Locate every line that holds the string "svařování" and copy it.

>> BEGIN

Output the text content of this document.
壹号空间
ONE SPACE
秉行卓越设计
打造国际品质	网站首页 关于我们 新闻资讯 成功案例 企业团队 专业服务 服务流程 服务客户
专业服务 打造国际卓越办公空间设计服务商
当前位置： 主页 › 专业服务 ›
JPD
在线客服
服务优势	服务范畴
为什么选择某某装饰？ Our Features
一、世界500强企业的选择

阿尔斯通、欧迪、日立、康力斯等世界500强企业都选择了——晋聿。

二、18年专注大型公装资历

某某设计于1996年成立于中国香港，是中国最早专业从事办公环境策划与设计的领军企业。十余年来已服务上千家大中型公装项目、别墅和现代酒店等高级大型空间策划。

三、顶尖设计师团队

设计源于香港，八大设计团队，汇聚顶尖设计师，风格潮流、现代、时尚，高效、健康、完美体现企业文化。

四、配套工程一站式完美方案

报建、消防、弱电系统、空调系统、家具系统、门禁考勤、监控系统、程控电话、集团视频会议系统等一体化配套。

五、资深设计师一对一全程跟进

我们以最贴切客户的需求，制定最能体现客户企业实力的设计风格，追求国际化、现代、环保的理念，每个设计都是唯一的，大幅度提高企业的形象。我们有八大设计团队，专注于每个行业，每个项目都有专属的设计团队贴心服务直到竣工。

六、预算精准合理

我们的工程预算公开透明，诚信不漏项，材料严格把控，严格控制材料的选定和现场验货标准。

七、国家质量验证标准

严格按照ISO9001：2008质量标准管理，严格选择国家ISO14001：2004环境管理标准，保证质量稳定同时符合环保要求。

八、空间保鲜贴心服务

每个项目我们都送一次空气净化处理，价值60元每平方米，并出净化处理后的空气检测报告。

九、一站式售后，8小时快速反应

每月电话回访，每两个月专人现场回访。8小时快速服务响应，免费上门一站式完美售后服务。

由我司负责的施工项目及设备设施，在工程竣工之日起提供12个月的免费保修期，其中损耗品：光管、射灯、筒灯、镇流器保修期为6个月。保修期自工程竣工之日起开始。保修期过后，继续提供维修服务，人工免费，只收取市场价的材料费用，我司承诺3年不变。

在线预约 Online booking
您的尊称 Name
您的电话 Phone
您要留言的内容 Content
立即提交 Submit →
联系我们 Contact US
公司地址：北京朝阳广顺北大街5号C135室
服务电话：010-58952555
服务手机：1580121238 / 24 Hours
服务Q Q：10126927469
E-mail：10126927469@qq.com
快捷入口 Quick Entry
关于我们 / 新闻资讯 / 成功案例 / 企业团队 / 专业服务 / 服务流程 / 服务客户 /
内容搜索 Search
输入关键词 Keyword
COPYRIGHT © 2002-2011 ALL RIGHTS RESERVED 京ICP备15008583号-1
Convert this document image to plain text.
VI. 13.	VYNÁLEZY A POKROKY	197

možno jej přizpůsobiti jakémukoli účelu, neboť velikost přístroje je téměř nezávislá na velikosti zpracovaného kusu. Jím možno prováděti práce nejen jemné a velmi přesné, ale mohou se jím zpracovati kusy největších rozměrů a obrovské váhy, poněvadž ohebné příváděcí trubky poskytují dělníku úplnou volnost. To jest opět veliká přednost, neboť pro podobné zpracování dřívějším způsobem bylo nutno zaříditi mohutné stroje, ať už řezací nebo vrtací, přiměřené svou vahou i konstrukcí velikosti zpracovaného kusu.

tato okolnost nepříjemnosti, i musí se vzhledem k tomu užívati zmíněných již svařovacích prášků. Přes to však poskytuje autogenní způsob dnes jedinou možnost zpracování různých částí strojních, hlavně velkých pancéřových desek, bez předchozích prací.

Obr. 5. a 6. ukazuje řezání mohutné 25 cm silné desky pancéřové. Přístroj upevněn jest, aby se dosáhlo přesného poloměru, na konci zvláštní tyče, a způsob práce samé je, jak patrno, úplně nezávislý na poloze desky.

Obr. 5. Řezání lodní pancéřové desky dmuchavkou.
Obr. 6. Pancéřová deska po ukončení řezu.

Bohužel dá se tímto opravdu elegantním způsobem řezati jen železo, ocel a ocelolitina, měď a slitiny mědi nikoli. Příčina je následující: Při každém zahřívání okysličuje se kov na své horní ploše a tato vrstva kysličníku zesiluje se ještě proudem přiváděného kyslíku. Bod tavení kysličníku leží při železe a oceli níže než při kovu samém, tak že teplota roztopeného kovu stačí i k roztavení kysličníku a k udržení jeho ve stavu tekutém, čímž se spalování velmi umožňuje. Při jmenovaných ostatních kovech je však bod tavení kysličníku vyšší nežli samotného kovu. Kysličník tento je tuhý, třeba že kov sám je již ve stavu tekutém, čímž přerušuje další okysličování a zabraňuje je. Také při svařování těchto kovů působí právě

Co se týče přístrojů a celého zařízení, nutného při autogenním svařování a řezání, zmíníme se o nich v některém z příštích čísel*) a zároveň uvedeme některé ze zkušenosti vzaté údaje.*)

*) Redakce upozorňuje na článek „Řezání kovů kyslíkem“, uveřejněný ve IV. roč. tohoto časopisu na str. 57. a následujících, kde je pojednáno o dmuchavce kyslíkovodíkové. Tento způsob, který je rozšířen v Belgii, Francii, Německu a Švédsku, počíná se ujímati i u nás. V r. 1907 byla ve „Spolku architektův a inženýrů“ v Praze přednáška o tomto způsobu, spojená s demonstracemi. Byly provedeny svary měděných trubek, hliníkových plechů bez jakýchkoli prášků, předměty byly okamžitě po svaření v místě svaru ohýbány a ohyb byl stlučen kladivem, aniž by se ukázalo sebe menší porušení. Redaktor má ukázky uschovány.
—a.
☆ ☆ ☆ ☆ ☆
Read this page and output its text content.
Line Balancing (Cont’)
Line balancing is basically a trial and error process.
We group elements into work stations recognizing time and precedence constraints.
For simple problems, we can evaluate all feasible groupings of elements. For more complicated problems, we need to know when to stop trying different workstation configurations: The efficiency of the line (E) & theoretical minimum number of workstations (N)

>> END

Solution to this problem:
Bohužel dá se tímto opravdu elegantním způsobem řezati jen železo, ocel a ocelolitina, měď a slitiny mědi nikoli. Příčina je následující: Při každém zahřívání okysličuje se kov na své horní ploše a tato vrstva kysličníku zesiluje se ještě proudem přiváděného kyslíku. Bod tavení kysličníku leží při železe a oceli níže než při kovu samém, tak že teplota roztopeného kovu stačí i k roztavení kysličníku a k udržení jeho ve stavu tekutém, čímž se spalování velmi umožňuje. Při jmenovaných ostatních kovech je však bod tavení kysličníku vyšší nežli samotného kovu. Kysličník tento je tuhý, třeba že kov sám je již ve stavu tekutém, čímž přerušuje další okysličování a zabraňuje je. Také při svařování těchto kovů působí právě
Co se týče přístrojů a celého zařízení, nutného při autogenním svařování a řezání, zmíníme se o nich v některém z příštích čísel*) a zároveň uvedeme některé ze zkušenosti vzaté údaje.*)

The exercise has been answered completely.